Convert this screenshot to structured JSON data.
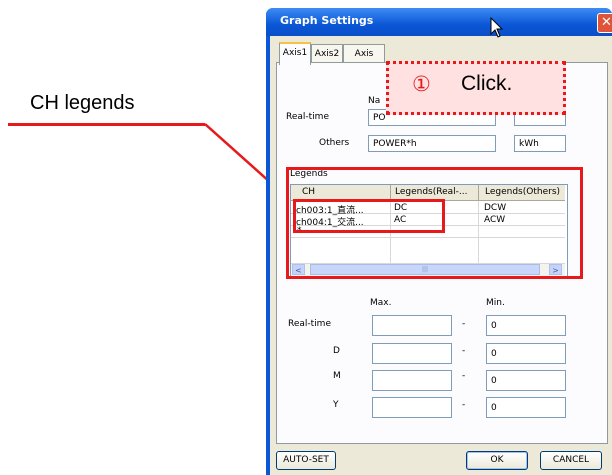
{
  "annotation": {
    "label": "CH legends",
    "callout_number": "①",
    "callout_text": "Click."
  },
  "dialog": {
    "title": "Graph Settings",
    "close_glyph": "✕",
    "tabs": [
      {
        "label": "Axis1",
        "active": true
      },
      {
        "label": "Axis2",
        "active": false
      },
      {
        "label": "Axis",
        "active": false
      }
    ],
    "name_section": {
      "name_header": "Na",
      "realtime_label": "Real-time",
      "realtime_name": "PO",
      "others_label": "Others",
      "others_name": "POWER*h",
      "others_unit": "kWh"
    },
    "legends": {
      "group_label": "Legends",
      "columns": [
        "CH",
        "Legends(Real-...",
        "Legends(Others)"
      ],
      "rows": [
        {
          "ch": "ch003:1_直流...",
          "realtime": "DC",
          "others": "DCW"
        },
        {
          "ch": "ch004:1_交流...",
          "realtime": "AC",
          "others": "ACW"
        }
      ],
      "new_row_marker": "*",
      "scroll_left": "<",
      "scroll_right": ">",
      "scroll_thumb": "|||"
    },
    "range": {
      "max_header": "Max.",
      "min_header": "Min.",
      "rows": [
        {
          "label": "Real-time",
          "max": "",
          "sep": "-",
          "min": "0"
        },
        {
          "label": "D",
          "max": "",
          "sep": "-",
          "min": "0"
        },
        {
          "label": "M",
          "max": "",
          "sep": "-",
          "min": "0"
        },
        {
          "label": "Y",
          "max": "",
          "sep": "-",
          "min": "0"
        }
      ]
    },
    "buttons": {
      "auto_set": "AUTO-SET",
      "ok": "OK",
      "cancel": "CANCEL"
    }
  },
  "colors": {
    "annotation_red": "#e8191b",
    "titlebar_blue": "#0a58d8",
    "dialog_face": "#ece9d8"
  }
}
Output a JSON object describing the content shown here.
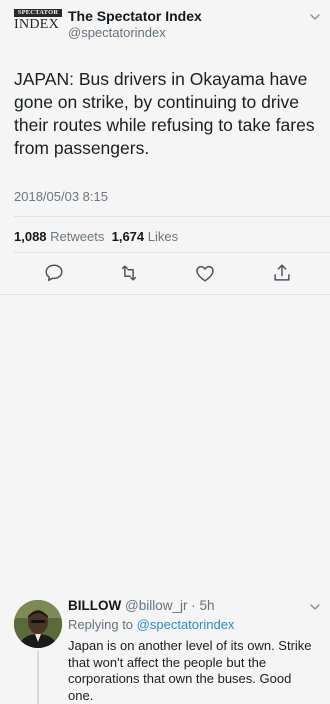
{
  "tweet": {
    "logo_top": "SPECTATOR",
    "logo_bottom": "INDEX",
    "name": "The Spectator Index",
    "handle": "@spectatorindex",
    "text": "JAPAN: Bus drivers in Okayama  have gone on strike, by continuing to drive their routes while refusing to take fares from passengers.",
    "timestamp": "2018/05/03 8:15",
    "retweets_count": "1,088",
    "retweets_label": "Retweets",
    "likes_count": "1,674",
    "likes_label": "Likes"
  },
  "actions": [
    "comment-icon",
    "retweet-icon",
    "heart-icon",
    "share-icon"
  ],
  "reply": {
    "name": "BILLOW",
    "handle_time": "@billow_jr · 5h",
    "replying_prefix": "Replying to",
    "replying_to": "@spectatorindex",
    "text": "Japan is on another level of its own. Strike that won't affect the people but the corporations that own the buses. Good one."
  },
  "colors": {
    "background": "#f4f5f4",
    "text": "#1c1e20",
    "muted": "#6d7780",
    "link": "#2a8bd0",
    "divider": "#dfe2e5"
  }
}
# # # # #
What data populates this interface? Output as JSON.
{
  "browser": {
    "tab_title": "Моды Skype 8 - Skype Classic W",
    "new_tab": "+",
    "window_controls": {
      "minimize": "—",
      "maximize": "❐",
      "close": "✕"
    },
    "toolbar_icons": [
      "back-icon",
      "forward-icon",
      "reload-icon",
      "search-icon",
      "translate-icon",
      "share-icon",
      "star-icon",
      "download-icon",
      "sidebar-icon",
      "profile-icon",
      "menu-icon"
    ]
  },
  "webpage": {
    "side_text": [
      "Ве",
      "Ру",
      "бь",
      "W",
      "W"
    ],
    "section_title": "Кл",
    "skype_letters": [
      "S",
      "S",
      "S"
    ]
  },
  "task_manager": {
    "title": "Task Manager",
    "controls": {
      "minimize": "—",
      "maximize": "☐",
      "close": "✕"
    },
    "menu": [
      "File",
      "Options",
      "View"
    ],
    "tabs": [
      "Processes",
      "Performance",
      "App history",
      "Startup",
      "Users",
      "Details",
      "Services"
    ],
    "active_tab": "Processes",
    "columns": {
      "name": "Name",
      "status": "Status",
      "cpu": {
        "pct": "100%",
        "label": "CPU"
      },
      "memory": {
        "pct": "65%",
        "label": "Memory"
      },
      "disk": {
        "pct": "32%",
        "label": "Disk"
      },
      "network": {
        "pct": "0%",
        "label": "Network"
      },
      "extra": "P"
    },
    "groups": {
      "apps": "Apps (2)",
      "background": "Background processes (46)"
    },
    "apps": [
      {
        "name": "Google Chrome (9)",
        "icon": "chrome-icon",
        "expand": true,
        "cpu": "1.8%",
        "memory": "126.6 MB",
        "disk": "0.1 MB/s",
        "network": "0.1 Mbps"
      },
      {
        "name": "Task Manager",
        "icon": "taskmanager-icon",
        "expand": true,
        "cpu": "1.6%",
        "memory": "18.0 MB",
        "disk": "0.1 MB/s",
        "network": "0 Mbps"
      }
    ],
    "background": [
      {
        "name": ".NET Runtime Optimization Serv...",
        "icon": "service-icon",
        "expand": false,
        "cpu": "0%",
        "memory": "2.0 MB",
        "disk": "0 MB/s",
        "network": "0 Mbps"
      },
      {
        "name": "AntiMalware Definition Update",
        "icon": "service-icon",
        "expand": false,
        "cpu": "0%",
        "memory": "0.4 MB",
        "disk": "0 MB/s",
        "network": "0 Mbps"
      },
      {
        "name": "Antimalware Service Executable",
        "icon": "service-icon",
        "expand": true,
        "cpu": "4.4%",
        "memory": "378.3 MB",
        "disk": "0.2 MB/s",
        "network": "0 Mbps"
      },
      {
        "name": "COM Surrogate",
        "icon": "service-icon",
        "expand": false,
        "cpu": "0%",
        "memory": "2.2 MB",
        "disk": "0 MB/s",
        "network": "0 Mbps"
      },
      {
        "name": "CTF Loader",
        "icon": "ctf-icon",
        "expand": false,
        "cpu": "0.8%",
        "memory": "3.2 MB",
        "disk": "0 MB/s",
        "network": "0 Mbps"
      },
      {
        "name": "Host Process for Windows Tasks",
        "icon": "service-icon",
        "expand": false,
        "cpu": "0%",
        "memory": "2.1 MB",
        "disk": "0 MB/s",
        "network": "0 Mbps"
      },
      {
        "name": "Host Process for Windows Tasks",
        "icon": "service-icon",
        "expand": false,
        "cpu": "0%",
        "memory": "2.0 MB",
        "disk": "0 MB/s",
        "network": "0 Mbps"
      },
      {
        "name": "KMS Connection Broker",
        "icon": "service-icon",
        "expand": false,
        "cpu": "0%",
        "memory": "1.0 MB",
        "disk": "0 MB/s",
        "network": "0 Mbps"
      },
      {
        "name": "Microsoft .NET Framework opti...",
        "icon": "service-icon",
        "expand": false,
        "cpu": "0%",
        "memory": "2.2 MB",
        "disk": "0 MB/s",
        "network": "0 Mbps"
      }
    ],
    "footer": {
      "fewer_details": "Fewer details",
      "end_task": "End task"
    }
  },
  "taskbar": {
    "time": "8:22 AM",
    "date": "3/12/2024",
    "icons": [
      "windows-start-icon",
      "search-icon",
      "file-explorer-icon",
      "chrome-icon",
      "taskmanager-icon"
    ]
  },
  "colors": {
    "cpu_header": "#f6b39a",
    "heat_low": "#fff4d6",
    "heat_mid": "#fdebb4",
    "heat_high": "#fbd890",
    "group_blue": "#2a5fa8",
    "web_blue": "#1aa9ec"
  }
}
# # # # #
__WHAT THE TASK ASKS__:
Where a line holds the string "data", copy that line.

__CORRECT RESULT__:
Convert this screenshot to structured JSON data.
What data populates this interface? Output as JSON.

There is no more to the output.